[Directions]: Lines that include the word "JSON" are the ones to copy.

--- begin ---

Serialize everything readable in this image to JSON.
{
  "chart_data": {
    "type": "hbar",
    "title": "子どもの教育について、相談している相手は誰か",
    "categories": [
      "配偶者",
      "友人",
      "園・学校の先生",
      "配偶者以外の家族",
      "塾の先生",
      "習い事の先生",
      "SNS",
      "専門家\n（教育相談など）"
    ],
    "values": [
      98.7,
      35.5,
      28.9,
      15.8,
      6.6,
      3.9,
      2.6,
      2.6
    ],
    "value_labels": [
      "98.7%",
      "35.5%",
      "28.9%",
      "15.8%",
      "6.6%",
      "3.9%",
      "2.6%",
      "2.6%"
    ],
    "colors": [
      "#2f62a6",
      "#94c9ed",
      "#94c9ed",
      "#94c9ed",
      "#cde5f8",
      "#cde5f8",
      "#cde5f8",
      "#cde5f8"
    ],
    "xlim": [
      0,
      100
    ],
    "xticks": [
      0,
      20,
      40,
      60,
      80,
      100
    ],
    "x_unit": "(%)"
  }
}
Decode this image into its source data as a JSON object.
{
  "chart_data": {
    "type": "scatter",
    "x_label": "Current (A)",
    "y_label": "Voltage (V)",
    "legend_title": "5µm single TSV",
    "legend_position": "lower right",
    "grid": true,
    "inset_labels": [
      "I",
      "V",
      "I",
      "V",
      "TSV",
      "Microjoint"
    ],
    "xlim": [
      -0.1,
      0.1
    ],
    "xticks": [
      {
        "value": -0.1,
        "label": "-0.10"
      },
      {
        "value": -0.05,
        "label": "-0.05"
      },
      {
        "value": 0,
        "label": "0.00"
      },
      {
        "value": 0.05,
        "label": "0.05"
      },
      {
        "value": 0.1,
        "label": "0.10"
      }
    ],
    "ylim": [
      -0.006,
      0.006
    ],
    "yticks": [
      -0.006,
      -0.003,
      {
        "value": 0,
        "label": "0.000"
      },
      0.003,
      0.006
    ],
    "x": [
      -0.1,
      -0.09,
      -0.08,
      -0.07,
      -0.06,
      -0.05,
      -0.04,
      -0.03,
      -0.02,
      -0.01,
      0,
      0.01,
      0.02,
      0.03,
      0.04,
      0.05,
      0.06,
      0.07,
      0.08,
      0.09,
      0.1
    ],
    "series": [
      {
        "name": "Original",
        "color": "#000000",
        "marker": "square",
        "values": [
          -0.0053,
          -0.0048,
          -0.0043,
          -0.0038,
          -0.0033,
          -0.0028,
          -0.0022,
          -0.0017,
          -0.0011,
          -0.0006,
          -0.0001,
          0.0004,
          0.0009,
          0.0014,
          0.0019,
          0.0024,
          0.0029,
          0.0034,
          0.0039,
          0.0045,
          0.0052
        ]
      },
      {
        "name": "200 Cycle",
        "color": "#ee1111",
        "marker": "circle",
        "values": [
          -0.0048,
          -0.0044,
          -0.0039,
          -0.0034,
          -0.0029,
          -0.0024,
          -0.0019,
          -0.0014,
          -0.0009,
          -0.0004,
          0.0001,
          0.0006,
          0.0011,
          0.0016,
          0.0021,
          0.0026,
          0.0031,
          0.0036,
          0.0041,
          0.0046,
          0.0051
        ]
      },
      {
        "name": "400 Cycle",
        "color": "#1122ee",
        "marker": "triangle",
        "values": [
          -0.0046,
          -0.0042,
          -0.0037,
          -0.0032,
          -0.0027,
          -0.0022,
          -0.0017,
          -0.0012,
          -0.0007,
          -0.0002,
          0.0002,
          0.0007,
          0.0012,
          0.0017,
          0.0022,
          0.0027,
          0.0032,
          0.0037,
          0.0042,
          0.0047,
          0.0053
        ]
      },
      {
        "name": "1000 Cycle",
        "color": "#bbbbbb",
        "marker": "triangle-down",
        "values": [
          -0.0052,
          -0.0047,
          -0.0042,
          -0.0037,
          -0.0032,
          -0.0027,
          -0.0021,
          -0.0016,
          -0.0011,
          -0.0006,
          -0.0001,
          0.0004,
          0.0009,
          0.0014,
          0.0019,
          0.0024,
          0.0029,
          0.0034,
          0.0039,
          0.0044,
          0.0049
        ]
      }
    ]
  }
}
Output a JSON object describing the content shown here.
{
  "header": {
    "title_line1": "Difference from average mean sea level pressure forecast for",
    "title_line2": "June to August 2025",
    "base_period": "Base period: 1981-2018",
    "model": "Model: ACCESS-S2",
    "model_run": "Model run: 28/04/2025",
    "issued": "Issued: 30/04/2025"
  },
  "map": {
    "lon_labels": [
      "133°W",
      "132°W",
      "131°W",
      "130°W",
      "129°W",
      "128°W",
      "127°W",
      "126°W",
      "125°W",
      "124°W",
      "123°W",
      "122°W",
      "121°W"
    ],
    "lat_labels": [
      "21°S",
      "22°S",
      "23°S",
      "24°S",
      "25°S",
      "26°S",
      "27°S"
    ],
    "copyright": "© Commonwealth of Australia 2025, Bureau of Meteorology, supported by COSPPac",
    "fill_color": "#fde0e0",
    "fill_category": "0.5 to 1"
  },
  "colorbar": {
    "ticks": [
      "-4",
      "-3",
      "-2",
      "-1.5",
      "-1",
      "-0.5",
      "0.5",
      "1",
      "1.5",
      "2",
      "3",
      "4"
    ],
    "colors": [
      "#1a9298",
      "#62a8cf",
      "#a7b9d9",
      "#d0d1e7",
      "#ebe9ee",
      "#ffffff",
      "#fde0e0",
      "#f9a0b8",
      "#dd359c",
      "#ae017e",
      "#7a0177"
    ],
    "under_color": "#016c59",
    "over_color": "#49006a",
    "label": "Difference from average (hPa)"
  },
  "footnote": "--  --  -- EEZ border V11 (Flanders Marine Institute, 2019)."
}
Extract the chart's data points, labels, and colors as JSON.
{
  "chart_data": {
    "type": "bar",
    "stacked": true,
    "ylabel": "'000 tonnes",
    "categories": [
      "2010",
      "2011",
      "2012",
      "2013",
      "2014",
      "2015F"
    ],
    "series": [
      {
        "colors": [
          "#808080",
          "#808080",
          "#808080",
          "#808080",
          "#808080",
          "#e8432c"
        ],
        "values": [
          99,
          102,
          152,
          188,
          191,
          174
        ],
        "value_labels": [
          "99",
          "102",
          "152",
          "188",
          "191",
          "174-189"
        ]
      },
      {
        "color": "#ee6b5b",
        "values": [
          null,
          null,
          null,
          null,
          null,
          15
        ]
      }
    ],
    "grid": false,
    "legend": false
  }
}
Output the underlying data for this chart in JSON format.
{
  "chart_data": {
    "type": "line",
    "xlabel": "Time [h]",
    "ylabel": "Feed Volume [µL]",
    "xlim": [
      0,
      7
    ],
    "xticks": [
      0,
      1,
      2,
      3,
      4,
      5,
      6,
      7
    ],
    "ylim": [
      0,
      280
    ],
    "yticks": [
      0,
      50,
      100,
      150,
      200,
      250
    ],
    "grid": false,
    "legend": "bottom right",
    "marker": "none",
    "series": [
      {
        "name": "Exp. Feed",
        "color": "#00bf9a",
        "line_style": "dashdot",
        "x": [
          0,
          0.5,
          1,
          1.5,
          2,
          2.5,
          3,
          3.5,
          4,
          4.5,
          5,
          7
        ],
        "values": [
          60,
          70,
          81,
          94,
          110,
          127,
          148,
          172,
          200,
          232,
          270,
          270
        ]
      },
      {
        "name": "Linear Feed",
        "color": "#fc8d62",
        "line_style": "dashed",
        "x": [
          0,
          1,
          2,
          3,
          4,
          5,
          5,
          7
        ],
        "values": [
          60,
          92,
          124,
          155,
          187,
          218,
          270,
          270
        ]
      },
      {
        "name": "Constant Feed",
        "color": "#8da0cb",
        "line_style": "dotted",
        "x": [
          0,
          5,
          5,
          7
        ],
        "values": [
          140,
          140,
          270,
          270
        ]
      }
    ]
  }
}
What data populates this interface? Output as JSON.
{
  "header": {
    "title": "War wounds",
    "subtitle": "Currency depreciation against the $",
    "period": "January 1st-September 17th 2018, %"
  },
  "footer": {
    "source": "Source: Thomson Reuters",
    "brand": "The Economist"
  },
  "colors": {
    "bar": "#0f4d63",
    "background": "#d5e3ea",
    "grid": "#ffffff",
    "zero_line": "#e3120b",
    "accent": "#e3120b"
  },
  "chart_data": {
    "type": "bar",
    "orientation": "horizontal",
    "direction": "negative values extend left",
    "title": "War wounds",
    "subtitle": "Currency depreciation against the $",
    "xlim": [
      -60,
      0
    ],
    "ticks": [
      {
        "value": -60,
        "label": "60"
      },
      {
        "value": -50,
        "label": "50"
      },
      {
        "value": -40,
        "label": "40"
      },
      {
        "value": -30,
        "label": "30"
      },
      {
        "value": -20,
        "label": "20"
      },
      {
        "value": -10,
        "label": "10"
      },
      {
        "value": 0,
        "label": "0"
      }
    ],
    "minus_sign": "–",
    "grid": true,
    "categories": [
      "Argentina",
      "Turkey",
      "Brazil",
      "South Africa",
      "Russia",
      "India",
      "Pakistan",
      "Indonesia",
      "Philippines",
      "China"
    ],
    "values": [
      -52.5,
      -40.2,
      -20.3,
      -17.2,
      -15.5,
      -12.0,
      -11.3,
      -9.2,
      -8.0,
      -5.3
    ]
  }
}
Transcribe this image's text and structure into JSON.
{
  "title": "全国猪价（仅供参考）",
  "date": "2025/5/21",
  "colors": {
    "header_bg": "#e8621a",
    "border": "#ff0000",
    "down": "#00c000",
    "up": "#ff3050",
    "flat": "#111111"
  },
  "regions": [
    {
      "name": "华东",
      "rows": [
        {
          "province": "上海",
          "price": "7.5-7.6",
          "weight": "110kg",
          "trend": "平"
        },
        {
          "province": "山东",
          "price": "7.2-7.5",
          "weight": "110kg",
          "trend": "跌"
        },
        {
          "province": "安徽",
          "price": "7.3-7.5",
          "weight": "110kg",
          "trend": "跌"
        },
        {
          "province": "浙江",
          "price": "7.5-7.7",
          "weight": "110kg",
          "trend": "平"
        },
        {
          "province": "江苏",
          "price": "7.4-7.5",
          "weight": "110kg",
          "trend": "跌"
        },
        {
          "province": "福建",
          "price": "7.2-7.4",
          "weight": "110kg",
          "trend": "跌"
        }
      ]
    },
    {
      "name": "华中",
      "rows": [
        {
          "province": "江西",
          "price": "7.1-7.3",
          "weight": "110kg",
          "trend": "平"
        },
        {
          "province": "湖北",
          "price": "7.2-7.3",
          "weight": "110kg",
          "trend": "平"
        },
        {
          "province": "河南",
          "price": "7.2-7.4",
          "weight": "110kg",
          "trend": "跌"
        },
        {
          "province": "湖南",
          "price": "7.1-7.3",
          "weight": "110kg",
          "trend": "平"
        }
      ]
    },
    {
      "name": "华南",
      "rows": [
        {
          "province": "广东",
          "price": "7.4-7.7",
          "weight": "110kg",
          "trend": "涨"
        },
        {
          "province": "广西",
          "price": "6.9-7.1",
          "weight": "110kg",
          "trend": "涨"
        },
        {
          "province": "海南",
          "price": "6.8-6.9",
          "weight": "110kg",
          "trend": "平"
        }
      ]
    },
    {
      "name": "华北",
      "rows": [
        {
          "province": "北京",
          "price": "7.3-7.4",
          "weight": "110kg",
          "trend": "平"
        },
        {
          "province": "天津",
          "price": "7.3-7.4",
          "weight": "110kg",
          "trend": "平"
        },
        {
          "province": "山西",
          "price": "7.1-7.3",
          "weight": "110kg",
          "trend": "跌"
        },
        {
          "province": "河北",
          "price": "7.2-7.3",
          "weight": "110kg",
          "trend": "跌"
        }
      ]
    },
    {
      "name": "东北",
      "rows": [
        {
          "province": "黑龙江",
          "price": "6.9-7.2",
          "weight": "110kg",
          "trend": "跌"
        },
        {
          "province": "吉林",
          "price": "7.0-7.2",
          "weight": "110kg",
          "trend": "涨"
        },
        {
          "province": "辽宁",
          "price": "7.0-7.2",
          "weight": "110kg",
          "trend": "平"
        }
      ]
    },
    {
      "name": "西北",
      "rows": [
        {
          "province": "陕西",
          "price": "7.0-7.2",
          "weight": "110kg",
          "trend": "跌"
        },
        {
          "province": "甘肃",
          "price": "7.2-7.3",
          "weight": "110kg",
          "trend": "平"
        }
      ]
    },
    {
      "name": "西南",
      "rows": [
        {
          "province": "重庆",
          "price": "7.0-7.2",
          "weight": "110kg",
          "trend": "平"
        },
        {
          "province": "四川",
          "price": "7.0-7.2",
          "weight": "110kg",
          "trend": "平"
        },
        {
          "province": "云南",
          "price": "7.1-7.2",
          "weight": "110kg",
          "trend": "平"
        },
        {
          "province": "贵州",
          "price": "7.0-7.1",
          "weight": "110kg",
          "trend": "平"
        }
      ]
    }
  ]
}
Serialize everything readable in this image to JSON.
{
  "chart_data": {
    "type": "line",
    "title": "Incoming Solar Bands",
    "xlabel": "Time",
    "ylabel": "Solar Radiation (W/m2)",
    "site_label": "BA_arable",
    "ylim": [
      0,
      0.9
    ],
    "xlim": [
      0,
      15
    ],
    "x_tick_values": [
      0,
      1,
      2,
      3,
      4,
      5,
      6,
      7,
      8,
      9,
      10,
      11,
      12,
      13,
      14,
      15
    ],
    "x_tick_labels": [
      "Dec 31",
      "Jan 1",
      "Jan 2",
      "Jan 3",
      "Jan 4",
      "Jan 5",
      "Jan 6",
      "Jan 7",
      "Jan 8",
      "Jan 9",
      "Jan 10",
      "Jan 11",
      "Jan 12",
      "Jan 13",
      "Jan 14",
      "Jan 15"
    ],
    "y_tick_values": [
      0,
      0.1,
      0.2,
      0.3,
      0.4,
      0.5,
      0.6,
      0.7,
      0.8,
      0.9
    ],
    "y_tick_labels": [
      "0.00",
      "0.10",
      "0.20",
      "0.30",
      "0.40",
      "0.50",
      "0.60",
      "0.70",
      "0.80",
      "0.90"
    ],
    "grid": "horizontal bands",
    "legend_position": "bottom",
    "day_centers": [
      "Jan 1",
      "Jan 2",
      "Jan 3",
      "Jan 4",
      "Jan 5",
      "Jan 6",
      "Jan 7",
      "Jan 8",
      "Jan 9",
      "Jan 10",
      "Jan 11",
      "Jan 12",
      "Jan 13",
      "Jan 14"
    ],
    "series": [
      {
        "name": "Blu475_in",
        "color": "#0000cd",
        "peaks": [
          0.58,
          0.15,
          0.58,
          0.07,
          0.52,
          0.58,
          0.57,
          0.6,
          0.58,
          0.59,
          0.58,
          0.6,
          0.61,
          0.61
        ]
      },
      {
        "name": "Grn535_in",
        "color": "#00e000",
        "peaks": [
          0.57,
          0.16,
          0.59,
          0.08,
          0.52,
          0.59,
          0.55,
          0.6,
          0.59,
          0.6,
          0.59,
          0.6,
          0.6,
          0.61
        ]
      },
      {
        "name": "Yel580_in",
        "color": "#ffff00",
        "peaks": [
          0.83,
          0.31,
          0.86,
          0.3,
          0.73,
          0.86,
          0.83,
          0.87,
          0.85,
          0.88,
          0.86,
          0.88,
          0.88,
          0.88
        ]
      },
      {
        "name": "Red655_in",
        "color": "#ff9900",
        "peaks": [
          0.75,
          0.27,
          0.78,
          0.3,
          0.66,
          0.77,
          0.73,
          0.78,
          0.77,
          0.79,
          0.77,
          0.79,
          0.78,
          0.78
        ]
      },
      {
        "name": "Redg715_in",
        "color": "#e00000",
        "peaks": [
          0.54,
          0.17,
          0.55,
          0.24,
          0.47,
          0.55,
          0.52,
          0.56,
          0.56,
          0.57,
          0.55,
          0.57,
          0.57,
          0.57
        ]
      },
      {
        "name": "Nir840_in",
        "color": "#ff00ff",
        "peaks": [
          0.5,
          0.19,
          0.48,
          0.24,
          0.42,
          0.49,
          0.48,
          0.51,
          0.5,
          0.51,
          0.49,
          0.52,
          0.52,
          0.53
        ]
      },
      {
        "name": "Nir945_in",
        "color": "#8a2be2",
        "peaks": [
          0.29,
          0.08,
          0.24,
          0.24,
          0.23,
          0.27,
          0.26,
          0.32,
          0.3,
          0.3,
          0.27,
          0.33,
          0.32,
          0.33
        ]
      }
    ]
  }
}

--- end ---

[The result]:
Serialize everything readable in this image to JSON.
Decode this image into its source data as a JSON object.
Output a JSON object describing the content shown here.
Extract the chart's data points, labels, and colors as JSON.
Output the underlying data for this chart in JSON format.
What data populates this interface? Output as JSON.
Transcribe this image's text and structure into JSON.
Serialize everything readable in this image to JSON.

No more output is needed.